** begin Data supplied **

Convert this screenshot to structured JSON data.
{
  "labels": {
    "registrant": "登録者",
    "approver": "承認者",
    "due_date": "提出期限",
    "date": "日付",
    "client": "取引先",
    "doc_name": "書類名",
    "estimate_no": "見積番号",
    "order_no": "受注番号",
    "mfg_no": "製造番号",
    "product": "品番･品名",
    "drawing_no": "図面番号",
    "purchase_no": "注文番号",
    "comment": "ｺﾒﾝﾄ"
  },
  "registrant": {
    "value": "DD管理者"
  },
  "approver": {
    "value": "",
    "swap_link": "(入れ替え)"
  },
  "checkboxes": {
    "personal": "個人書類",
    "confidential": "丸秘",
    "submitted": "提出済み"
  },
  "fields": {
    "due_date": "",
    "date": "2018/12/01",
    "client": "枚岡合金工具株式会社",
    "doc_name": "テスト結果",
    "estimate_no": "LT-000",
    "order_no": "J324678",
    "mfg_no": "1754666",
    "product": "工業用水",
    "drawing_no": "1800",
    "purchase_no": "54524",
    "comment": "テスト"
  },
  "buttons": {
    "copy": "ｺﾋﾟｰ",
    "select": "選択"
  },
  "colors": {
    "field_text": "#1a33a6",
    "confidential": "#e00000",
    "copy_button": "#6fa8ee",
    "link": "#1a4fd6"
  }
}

** end Data supplied **

- _Exercise directions_: Faithfully transcribe the whole of the data.

- _Solution below_:
Convert this screenshot to structured JSON data.
{
  "labels": {
    "registrant": "登録者",
    "approver": "承認者",
    "due_date": "提出期限",
    "date": "日付",
    "client": "取引先",
    "doc_name": "書類名",
    "estimate_no": "見積番号",
    "order_no": "受注番号",
    "mfg_no": "製造番号",
    "product": "品番･品名",
    "drawing_no": "図面番号",
    "purchase_no": "注文番号",
    "comment": "ｺﾒﾝﾄ"
  },
  "registrant": {
    "value": "DD管理者"
  },
  "approver": {
    "value": "",
    "swap_link": "(入れ替え)"
  },
  "checkboxes": {
    "personal": "個人書類",
    "confidential": "丸秘",
    "submitted": "提出済み"
  },
  "fields": {
    "due_date": "",
    "date": "2018/12/01",
    "client": "枚岡合金工具株式会社",
    "doc_name": "テスト結果",
    "estimate_no": "LT-000",
    "order_no": "J324678",
    "mfg_no": "1754666",
    "product": "工業用水",
    "drawing_no": "1800",
    "purchase_no": "54524",
    "comment": "テスト"
  },
  "buttons": {
    "copy": "ｺﾋﾟｰ",
    "select": "選択"
  },
  "colors": {
    "field_text": "#1a33a6",
    "confidential": "#e00000",
    "copy_button": "#6fa8ee",
    "link": "#1a4fd6"
  }
}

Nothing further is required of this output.